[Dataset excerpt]
————

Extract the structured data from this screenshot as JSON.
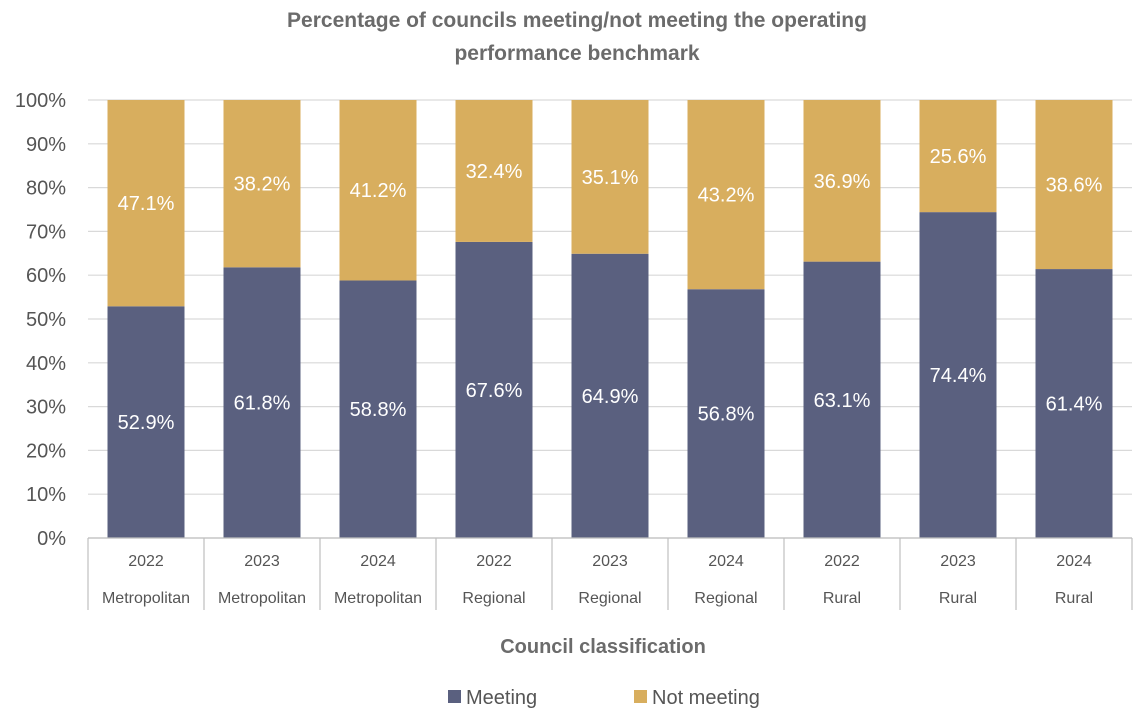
{
  "chart_data": {
    "type": "bar",
    "stacked": true,
    "title": "Percentage of councils meeting/not meeting the operating performance benchmark",
    "xlabel": "Council classification",
    "ylabel": "",
    "ylim": [
      0,
      100
    ],
    "y_ticks": [
      "0%",
      "10%",
      "20%",
      "30%",
      "40%",
      "50%",
      "60%",
      "70%",
      "80%",
      "90%",
      "100%"
    ],
    "grid": true,
    "legend_position": "bottom",
    "categories": [
      {
        "year": "2022",
        "group": "Metropolitan"
      },
      {
        "year": "2023",
        "group": "Metropolitan"
      },
      {
        "year": "2024",
        "group": "Metropolitan"
      },
      {
        "year": "2022",
        "group": "Regional"
      },
      {
        "year": "2023",
        "group": "Regional"
      },
      {
        "year": "2024",
        "group": "Regional"
      },
      {
        "year": "2022",
        "group": "Rural"
      },
      {
        "year": "2023",
        "group": "Rural"
      },
      {
        "year": "2024",
        "group": "Rural"
      }
    ],
    "series": [
      {
        "name": "Meeting",
        "color": "#5a607f",
        "values": [
          52.9,
          61.8,
          58.8,
          67.6,
          64.9,
          56.8,
          63.1,
          74.4,
          61.4
        ],
        "labels": [
          "52.9%",
          "61.8%",
          "58.8%",
          "67.6%",
          "64.9%",
          "56.8%",
          "63.1%",
          "74.4%",
          "61.4%"
        ]
      },
      {
        "name": "Not meeting",
        "color": "#d8ae5e",
        "values": [
          47.1,
          38.2,
          41.2,
          32.4,
          35.1,
          43.2,
          36.9,
          25.6,
          38.6
        ],
        "labels": [
          "47.1%",
          "38.2%",
          "41.2%",
          "32.4%",
          "35.1%",
          "43.2%",
          "36.9%",
          "25.6%",
          "38.6%"
        ]
      }
    ]
  }
}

————

**Aim:** Excluding the pictures, restate the records above word for word.

**Complete response:**
Extract the structured data from this screenshot as JSON.
{
  "chart_data": {
    "type": "bar",
    "stacked": true,
    "title": "Percentage of councils meeting/not meeting the operating performance benchmark",
    "xlabel": "Council classification",
    "ylabel": "",
    "ylim": [
      0,
      100
    ],
    "y_ticks": [
      "0%",
      "10%",
      "20%",
      "30%",
      "40%",
      "50%",
      "60%",
      "70%",
      "80%",
      "90%",
      "100%"
    ],
    "grid": true,
    "legend_position": "bottom",
    "categories": [
      {
        "year": "2022",
        "group": "Metropolitan"
      },
      {
        "year": "2023",
        "group": "Metropolitan"
      },
      {
        "year": "2024",
        "group": "Metropolitan"
      },
      {
        "year": "2022",
        "group": "Regional"
      },
      {
        "year": "2023",
        "group": "Regional"
      },
      {
        "year": "2024",
        "group": "Regional"
      },
      {
        "year": "2022",
        "group": "Rural"
      },
      {
        "year": "2023",
        "group": "Rural"
      },
      {
        "year": "2024",
        "group": "Rural"
      }
    ],
    "series": [
      {
        "name": "Meeting",
        "color": "#5a607f",
        "values": [
          52.9,
          61.8,
          58.8,
          67.6,
          64.9,
          56.8,
          63.1,
          74.4,
          61.4
        ],
        "labels": [
          "52.9%",
          "61.8%",
          "58.8%",
          "67.6%",
          "64.9%",
          "56.8%",
          "63.1%",
          "74.4%",
          "61.4%"
        ]
      },
      {
        "name": "Not meeting",
        "color": "#d8ae5e",
        "values": [
          47.1,
          38.2,
          41.2,
          32.4,
          35.1,
          43.2,
          36.9,
          25.6,
          38.6
        ],
        "labels": [
          "47.1%",
          "38.2%",
          "41.2%",
          "32.4%",
          "35.1%",
          "43.2%",
          "36.9%",
          "25.6%",
          "38.6%"
        ]
      }
    ]
  }
}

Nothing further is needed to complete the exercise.